_EXERCISE TASK_:
Pull out every line below containing the word "name".

··········

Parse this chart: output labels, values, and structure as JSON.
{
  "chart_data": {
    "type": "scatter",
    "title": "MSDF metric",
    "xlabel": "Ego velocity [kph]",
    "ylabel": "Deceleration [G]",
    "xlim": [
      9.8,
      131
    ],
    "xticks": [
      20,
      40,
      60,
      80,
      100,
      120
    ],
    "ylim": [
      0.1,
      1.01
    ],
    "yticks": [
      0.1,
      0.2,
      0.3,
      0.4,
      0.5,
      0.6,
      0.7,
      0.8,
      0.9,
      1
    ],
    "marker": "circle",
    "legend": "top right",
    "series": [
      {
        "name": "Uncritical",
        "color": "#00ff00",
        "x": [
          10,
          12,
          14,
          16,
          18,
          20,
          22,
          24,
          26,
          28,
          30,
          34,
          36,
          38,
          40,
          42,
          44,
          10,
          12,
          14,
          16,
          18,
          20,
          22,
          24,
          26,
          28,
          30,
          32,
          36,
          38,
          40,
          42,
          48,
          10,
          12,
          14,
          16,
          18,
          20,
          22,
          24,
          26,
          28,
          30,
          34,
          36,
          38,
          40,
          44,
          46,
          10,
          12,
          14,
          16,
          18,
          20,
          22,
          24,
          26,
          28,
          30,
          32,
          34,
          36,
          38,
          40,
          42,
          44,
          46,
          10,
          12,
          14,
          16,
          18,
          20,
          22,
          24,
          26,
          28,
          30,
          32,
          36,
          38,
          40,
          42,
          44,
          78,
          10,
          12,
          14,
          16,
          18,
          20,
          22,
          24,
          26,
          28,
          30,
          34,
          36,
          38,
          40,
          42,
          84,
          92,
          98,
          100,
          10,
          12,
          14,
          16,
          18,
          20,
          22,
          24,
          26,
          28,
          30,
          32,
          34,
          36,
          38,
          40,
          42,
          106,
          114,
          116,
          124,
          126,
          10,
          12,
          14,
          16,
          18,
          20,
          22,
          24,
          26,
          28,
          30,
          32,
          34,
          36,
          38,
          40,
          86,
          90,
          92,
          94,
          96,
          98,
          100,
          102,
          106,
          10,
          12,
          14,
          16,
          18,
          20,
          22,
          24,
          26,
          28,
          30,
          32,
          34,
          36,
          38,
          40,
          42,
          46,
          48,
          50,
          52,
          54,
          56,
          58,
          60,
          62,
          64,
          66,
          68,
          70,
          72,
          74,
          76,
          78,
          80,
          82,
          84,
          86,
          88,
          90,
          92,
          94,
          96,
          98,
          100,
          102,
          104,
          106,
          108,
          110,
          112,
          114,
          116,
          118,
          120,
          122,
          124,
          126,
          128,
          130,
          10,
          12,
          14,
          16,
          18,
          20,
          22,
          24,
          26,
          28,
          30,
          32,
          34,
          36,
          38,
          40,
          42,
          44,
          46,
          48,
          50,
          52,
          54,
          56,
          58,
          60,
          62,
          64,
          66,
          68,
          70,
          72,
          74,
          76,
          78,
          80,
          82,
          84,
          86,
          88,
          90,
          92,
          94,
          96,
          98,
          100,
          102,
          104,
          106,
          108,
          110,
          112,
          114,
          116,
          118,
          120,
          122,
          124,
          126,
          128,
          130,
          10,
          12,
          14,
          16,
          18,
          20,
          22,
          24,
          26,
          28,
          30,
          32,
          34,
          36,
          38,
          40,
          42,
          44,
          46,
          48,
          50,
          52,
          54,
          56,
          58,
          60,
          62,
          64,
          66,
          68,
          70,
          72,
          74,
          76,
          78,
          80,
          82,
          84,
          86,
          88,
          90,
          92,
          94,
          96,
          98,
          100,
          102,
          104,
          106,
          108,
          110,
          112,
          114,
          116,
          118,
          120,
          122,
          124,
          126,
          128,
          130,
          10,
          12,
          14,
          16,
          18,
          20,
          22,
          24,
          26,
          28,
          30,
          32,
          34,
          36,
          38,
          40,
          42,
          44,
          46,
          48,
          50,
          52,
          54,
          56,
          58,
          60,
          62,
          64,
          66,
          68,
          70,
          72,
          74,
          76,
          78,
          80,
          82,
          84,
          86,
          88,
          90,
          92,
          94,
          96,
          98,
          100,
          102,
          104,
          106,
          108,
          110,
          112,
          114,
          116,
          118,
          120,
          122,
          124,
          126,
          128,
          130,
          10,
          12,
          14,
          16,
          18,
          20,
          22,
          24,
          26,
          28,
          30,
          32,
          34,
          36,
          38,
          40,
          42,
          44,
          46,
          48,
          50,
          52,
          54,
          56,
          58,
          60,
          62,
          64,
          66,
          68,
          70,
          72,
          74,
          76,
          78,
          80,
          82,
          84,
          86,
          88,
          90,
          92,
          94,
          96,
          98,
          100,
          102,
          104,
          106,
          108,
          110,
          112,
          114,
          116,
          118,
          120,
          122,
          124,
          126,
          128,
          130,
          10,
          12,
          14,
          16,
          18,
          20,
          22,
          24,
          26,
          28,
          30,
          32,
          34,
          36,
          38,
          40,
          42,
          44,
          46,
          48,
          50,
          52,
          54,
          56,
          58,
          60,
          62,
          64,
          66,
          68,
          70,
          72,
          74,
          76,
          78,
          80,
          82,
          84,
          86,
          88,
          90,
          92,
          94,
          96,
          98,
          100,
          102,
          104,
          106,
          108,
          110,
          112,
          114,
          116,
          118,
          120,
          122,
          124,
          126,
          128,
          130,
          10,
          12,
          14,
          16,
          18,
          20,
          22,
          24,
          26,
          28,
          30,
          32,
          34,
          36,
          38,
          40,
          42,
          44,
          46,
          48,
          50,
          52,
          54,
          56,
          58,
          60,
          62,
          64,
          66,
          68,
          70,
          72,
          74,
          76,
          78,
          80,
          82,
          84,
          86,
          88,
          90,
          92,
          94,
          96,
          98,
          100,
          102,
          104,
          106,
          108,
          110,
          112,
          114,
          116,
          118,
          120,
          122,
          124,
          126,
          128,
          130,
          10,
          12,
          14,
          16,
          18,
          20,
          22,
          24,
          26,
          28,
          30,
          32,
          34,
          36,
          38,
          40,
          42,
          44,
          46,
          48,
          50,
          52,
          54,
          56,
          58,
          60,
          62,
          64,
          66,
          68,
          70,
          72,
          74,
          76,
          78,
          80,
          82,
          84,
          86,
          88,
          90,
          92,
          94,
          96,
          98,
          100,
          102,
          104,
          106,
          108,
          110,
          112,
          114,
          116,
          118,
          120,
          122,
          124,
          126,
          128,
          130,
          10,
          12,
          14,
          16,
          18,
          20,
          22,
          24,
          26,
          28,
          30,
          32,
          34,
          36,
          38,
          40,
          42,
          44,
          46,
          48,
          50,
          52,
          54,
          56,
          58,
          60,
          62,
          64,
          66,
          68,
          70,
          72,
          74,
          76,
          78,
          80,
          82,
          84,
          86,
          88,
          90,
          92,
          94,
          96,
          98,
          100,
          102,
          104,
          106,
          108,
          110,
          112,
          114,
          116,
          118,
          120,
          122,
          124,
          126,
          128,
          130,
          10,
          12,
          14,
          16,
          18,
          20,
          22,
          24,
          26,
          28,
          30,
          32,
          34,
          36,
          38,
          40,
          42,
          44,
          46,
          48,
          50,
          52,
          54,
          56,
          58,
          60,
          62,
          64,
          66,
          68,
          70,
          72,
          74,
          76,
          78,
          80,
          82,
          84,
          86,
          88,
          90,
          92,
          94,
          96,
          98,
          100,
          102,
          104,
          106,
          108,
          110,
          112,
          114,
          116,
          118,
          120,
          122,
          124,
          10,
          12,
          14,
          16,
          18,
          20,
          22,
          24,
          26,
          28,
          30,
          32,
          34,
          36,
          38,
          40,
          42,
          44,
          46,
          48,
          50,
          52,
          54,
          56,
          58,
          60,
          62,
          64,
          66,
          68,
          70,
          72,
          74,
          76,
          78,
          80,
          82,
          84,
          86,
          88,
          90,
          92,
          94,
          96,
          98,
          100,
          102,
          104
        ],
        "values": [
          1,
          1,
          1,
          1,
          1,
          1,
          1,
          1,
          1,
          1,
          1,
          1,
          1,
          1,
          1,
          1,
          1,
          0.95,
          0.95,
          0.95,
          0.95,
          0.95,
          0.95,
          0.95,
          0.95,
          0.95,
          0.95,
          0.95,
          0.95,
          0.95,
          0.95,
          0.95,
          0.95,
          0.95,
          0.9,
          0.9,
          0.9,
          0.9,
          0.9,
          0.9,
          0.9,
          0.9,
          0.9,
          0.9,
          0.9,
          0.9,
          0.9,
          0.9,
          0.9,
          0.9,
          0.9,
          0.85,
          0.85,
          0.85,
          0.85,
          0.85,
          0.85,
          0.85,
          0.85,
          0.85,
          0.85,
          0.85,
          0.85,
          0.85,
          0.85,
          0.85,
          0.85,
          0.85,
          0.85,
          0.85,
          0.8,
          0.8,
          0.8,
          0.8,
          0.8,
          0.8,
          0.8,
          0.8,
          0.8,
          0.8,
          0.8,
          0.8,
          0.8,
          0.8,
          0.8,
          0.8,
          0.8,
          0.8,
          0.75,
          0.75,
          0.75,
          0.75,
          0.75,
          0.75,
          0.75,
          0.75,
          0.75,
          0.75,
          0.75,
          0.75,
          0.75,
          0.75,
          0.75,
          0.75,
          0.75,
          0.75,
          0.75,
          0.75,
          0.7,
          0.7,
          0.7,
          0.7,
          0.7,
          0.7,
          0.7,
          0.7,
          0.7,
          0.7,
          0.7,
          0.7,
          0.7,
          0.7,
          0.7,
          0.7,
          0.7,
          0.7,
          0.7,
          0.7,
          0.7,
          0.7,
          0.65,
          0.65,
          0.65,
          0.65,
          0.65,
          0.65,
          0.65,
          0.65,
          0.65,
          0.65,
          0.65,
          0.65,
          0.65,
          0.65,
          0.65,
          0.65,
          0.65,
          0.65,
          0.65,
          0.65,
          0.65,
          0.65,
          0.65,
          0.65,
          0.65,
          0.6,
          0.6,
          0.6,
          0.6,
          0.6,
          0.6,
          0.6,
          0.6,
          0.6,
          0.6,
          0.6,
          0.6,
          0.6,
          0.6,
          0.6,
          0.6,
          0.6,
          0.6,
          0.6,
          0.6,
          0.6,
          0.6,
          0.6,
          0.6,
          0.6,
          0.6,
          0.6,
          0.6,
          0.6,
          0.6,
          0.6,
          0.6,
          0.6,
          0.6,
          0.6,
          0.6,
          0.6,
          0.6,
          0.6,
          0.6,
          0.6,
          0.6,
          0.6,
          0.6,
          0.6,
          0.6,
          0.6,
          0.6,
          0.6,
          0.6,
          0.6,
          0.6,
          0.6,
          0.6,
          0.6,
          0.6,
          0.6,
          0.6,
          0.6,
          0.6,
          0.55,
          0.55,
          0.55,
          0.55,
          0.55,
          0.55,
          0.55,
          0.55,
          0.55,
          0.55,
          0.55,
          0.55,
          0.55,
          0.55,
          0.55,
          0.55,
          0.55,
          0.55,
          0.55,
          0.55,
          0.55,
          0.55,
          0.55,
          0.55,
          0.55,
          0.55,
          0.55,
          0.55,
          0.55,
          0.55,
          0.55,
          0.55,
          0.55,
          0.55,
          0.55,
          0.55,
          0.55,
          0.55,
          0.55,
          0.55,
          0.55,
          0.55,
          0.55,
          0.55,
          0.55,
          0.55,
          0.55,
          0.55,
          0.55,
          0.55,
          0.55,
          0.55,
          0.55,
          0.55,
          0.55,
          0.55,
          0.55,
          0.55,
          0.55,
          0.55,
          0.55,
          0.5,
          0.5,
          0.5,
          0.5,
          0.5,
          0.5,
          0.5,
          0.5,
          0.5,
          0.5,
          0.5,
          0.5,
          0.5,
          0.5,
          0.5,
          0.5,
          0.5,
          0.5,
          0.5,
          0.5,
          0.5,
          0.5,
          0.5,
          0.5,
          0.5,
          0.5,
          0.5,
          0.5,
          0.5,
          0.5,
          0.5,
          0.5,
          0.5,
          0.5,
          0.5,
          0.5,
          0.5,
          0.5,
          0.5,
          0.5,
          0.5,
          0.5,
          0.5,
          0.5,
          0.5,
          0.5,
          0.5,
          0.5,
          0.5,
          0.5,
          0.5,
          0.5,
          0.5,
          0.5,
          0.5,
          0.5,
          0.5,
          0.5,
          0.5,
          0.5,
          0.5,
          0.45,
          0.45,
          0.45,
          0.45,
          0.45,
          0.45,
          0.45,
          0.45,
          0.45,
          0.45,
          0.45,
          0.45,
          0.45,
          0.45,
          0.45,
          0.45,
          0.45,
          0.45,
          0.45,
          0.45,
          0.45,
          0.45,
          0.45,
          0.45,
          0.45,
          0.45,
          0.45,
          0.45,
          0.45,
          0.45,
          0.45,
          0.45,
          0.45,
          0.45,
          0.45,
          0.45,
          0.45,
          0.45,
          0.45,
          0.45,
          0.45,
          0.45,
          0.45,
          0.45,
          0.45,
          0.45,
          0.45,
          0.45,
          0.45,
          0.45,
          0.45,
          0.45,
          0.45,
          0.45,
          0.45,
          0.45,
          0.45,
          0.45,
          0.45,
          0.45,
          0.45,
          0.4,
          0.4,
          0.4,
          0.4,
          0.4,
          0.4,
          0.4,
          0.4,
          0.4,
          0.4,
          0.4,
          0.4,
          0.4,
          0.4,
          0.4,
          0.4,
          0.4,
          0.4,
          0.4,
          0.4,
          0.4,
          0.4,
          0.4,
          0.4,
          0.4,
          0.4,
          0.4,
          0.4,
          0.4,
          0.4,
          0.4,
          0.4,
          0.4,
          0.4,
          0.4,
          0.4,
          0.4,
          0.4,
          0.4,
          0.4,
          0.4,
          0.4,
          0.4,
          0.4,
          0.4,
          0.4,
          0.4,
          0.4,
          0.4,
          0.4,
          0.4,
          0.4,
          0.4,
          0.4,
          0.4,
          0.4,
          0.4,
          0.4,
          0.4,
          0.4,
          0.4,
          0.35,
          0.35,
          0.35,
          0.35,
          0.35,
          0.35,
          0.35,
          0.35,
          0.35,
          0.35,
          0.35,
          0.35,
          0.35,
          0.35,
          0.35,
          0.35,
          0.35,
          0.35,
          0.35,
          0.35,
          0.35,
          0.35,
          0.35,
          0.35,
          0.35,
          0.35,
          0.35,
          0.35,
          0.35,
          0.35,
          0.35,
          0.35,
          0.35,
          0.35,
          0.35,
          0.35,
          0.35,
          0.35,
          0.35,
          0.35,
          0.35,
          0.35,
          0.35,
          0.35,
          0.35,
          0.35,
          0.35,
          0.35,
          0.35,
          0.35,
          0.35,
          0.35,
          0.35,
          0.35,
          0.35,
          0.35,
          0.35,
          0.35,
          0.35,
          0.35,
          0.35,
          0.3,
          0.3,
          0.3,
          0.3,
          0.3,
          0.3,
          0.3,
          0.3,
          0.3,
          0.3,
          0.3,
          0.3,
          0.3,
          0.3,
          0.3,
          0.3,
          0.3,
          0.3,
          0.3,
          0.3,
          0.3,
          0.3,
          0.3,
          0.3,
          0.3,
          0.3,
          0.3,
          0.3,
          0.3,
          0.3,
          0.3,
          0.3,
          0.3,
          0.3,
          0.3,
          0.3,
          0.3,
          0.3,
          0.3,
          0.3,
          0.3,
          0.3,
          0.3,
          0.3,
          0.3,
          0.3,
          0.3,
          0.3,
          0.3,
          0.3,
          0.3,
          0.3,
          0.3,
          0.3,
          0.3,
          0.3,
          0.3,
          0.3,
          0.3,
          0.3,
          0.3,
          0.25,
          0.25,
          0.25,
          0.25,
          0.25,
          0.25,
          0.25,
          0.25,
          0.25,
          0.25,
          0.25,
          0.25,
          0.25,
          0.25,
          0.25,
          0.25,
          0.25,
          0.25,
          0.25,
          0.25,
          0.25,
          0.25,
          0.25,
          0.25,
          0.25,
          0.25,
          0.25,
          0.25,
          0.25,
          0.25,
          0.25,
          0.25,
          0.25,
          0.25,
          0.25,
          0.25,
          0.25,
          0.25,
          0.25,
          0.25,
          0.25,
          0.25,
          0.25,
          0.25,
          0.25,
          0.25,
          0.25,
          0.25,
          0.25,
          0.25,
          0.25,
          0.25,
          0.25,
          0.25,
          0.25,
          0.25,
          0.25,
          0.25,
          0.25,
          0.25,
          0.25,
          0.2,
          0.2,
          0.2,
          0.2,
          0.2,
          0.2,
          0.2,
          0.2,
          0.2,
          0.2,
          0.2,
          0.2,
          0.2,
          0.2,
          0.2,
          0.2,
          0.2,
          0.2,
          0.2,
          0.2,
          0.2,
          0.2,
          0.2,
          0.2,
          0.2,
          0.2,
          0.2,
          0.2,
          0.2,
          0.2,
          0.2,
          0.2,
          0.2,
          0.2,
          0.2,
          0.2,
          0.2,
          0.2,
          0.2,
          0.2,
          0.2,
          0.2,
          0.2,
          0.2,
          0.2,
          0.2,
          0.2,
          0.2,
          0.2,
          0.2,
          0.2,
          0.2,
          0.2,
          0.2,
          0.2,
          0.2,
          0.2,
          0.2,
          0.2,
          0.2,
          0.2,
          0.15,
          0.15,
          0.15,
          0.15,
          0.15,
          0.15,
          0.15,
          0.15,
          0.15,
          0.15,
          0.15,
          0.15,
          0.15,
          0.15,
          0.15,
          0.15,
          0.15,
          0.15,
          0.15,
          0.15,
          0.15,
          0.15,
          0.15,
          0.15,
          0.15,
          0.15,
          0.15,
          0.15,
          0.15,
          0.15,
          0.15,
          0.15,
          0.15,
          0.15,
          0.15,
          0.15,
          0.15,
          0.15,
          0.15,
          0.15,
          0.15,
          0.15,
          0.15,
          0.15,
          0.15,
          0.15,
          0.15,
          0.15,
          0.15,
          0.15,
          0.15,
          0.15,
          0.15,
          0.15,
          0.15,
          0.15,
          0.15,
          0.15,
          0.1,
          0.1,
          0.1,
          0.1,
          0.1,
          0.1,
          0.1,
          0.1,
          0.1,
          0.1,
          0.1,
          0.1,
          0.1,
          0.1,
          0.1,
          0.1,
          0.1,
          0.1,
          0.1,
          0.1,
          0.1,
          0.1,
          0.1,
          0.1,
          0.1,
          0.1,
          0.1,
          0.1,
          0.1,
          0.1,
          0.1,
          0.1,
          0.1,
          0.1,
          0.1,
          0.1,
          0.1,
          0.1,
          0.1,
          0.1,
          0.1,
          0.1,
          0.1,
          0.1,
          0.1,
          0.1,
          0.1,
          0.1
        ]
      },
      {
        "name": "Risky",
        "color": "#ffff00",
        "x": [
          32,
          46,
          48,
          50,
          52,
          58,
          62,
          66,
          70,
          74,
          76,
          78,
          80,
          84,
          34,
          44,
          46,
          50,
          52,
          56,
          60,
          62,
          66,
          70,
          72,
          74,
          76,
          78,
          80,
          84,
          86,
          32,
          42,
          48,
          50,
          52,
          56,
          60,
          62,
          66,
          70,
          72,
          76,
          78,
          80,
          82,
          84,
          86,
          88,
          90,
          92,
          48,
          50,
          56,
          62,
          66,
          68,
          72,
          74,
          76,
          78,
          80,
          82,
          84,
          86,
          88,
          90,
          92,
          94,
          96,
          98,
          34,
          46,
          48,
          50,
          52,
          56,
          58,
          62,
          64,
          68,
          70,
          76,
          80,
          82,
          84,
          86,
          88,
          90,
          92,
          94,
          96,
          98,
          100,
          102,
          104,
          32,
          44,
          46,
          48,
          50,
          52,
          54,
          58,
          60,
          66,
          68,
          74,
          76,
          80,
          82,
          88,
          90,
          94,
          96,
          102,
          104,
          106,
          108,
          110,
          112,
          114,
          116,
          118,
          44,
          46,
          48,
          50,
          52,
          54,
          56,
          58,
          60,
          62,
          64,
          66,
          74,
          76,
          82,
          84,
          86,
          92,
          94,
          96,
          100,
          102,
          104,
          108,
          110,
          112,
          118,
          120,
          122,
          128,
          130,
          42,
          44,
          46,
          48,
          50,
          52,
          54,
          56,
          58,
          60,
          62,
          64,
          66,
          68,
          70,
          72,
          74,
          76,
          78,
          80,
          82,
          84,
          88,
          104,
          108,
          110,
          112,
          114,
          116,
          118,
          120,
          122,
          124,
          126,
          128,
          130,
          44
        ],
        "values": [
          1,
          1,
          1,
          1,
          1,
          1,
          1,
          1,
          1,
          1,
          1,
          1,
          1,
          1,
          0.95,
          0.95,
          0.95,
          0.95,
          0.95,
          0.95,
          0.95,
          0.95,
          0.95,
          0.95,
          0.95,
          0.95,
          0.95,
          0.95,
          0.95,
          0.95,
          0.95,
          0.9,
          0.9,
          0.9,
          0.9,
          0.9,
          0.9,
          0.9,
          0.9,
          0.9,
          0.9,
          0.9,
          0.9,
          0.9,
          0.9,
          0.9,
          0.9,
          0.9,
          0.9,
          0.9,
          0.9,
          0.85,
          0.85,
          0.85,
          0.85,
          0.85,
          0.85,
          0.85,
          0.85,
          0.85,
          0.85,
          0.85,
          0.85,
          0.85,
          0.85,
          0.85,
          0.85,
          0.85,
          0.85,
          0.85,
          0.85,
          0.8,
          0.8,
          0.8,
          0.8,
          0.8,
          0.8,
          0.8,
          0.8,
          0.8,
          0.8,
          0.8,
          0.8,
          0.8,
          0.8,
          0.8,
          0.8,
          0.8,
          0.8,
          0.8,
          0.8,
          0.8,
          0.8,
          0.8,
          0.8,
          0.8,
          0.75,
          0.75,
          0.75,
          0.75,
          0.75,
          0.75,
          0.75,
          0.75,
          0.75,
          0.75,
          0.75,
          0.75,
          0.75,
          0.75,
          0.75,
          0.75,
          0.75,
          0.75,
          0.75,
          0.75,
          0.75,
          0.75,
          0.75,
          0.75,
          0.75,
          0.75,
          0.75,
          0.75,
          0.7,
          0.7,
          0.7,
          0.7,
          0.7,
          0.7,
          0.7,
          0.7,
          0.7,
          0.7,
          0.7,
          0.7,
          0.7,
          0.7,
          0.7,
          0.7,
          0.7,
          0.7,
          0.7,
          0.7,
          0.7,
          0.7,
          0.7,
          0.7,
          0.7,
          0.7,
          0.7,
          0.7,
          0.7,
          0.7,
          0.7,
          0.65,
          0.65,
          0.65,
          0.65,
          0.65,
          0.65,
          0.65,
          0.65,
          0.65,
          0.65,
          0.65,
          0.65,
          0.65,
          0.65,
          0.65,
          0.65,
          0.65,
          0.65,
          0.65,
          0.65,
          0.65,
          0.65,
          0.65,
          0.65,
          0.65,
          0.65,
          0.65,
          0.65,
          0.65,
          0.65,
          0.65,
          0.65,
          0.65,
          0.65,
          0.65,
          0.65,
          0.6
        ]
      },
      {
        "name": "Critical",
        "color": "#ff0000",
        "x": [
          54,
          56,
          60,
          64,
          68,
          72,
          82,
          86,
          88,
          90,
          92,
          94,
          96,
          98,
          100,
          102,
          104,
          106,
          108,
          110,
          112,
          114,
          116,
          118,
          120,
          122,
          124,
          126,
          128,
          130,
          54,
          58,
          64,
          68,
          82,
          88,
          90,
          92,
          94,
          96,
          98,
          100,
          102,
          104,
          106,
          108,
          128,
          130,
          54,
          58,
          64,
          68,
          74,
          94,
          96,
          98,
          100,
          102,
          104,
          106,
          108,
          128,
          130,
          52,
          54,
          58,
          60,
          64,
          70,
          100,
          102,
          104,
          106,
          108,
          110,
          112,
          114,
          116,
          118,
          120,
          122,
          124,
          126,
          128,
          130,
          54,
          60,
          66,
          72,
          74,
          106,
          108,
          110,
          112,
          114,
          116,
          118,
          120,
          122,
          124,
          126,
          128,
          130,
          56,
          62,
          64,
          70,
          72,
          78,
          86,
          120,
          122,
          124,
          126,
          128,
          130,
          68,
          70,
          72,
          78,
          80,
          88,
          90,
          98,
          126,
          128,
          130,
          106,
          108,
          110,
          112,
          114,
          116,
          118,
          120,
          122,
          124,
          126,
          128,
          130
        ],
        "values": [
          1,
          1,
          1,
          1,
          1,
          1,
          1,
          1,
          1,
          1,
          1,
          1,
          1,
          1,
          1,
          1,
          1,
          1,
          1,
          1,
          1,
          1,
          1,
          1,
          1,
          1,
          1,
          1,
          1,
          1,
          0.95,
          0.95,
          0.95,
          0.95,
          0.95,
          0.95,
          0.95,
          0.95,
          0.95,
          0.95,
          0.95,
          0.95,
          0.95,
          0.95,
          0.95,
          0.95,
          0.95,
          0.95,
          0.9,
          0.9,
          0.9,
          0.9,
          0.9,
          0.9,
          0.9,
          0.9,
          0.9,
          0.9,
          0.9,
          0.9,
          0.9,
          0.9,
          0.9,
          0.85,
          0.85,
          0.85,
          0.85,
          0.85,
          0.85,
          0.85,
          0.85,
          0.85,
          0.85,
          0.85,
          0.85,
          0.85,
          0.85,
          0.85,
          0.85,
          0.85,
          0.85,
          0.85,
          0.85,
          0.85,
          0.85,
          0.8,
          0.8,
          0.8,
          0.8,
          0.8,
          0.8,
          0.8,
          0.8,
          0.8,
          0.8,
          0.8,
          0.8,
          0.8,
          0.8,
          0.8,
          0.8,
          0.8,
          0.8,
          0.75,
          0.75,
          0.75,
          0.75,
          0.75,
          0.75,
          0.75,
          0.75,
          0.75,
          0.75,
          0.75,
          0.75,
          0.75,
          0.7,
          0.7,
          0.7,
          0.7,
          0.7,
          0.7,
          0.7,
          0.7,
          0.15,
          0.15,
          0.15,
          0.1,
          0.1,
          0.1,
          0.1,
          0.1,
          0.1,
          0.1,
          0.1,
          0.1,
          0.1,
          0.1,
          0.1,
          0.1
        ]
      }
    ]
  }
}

··········

_SOLUTION_:
        "name": "Uncritical",
        "name": "Risky",
        "name": "Critical",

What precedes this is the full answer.